WHAT YOU ARE ASKED TO DO -
How many lines in the records below hold the string "Illinois"? Please answer with the number and nothing more.
───── DATA SUPPLIED ─────
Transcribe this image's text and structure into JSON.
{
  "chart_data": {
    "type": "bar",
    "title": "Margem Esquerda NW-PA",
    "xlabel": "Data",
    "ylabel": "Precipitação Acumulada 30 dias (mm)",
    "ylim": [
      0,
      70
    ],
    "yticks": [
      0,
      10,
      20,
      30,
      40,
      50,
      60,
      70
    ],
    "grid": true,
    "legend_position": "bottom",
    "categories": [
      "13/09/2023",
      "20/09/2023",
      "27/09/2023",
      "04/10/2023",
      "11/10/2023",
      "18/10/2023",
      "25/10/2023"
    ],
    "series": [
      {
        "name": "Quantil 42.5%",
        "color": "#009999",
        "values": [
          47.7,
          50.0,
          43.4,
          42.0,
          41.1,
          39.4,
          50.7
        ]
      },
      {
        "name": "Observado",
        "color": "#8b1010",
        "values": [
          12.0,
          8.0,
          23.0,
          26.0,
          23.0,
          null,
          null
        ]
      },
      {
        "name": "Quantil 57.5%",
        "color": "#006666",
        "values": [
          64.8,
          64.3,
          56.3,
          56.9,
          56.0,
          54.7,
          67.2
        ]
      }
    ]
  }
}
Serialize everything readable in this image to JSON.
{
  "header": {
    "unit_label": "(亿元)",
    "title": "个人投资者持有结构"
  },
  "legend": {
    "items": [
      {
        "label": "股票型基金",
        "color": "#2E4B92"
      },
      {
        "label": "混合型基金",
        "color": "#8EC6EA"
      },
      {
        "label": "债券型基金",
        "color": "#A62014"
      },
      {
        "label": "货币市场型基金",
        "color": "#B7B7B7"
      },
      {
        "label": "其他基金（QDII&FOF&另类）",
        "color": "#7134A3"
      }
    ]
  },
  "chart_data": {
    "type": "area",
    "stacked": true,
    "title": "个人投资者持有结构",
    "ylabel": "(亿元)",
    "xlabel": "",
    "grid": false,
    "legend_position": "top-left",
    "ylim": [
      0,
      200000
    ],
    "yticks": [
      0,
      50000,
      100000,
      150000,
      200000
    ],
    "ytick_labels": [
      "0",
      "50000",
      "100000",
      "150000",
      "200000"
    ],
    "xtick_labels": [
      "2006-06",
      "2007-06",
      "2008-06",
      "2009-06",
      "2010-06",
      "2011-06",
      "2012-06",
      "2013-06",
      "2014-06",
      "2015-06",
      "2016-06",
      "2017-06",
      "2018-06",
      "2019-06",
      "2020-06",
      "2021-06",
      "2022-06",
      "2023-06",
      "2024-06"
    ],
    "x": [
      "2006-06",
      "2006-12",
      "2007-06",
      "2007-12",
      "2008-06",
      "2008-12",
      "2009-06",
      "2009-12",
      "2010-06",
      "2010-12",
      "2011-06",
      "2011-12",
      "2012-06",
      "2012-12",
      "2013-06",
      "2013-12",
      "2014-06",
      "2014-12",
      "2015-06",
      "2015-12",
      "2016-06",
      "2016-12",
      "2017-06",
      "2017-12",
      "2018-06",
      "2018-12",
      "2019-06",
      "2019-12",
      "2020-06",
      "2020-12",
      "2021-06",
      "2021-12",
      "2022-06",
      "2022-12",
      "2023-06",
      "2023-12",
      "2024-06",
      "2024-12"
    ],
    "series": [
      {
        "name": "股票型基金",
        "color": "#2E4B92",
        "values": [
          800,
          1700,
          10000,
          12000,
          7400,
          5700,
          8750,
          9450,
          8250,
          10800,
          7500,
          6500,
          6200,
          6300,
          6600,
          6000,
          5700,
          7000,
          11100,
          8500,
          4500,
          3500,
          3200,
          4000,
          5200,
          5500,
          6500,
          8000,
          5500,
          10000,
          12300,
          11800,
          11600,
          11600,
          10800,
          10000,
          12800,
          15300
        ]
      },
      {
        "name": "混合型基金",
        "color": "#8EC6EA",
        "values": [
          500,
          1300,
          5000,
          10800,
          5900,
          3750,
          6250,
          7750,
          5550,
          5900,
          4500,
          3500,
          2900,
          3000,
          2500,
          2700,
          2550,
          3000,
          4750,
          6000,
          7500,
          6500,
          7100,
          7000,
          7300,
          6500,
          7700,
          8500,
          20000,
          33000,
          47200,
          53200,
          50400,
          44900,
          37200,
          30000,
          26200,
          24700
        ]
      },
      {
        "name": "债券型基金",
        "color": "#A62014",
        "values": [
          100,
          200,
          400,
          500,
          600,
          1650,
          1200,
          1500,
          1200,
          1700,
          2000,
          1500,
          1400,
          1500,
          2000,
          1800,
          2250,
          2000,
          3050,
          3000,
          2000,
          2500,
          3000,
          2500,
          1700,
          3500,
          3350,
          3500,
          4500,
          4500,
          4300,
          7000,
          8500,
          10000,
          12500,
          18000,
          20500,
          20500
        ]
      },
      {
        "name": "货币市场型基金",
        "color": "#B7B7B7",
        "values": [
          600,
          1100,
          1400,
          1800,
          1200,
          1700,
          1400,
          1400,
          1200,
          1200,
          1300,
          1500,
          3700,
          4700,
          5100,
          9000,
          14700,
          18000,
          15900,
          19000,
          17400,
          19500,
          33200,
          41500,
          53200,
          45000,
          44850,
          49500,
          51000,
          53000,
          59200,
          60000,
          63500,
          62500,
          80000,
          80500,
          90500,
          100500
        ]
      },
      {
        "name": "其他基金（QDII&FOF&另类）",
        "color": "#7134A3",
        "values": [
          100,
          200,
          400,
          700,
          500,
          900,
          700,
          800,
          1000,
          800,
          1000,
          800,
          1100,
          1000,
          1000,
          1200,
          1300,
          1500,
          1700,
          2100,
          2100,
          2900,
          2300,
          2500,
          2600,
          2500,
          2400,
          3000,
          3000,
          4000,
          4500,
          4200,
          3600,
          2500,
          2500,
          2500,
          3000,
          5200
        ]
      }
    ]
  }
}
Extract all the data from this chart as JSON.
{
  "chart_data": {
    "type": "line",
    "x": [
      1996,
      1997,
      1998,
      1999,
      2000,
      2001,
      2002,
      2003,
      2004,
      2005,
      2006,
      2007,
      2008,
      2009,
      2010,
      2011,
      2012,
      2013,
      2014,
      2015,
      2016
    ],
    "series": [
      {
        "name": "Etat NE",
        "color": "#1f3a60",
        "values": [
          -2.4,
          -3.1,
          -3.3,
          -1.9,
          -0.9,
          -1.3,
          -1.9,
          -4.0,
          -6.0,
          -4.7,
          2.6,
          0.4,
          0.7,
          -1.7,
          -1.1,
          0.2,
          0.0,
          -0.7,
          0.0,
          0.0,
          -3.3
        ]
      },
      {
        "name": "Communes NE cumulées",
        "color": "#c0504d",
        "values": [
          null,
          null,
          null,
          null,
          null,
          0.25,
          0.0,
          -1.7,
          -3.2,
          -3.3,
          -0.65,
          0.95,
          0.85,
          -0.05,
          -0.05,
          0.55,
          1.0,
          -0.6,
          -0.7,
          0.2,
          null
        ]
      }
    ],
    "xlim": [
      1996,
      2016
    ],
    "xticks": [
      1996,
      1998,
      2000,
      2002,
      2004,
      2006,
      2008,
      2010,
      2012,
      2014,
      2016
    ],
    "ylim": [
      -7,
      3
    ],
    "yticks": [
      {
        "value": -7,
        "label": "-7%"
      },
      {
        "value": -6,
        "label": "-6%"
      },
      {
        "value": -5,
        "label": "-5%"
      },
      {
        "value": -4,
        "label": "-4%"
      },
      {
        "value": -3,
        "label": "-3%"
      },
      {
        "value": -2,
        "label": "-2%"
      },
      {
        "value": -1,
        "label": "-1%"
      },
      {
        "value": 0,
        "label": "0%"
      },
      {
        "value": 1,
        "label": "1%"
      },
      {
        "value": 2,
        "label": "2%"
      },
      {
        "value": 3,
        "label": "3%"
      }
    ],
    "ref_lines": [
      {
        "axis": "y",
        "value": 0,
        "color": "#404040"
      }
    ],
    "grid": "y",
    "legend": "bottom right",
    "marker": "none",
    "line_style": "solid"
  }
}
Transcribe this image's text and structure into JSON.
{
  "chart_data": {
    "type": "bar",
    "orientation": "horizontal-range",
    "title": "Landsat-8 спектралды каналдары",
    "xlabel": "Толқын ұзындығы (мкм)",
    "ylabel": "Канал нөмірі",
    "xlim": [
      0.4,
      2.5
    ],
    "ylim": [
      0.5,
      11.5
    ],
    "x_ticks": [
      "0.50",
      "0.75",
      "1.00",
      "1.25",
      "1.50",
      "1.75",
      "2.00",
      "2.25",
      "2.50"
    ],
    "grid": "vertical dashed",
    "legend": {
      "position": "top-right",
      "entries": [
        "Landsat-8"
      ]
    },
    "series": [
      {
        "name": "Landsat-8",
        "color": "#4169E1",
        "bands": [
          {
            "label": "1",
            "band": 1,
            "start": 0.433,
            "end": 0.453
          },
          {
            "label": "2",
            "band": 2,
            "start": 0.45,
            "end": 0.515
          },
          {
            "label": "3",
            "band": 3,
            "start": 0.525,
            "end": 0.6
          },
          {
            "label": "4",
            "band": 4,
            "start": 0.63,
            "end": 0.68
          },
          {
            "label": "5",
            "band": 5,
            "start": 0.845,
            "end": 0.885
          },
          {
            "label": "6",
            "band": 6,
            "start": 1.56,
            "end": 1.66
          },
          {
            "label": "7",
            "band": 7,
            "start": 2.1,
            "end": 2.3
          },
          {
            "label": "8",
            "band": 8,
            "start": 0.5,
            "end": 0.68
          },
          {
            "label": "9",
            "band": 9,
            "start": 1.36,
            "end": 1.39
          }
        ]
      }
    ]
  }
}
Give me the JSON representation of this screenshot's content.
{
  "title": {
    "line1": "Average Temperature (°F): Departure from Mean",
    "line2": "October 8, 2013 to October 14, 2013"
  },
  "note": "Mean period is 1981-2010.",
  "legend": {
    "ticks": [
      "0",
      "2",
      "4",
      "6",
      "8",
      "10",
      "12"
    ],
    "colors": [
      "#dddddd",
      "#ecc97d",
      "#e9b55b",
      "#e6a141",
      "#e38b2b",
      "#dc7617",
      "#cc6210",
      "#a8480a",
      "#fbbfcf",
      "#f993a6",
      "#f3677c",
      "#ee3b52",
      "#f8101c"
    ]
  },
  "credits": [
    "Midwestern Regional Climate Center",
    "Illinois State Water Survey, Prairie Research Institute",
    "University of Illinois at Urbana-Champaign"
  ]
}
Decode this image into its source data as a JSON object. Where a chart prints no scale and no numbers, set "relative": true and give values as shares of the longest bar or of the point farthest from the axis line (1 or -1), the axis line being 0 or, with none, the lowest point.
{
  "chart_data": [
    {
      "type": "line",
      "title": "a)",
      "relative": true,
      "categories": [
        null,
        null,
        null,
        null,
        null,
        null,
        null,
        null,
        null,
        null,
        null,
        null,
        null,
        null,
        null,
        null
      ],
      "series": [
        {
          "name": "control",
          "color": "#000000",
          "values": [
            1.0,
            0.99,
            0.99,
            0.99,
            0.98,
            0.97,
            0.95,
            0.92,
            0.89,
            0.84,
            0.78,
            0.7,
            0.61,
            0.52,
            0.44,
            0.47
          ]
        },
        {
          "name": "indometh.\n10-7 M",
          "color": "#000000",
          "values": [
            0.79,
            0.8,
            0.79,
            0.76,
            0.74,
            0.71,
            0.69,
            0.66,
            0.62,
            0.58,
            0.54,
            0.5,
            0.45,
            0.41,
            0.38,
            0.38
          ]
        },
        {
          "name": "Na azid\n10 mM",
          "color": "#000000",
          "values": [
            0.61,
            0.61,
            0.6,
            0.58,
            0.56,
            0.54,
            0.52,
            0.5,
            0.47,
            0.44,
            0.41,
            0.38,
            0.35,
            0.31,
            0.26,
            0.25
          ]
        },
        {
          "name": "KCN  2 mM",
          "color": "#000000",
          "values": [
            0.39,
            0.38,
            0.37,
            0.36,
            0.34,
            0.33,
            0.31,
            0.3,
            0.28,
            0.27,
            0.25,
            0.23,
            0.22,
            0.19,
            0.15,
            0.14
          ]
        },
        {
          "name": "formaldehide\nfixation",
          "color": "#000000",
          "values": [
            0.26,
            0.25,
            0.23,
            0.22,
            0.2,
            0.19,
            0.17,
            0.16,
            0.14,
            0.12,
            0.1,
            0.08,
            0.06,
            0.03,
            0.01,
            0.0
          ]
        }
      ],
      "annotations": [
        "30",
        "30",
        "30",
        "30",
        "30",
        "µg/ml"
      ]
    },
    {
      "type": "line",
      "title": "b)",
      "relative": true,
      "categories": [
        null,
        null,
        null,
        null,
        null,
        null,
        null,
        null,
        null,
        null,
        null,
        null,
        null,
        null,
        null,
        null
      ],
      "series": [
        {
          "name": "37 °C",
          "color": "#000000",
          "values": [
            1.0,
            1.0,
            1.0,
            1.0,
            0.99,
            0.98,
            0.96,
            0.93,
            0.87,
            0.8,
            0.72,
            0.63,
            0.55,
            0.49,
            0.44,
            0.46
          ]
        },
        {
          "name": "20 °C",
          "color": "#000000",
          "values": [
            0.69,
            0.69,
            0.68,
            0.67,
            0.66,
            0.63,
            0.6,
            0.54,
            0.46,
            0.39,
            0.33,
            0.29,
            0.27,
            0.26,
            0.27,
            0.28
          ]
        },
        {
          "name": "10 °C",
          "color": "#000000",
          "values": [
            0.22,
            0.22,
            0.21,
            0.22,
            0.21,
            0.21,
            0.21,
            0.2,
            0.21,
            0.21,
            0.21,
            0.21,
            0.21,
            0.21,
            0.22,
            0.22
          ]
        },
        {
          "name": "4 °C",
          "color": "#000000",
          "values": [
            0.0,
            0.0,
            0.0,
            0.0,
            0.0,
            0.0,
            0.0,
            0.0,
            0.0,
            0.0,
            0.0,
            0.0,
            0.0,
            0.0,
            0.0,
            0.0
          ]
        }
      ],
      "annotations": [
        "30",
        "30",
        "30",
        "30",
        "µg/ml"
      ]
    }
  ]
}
─────
EXERCISE RESPONSE -
2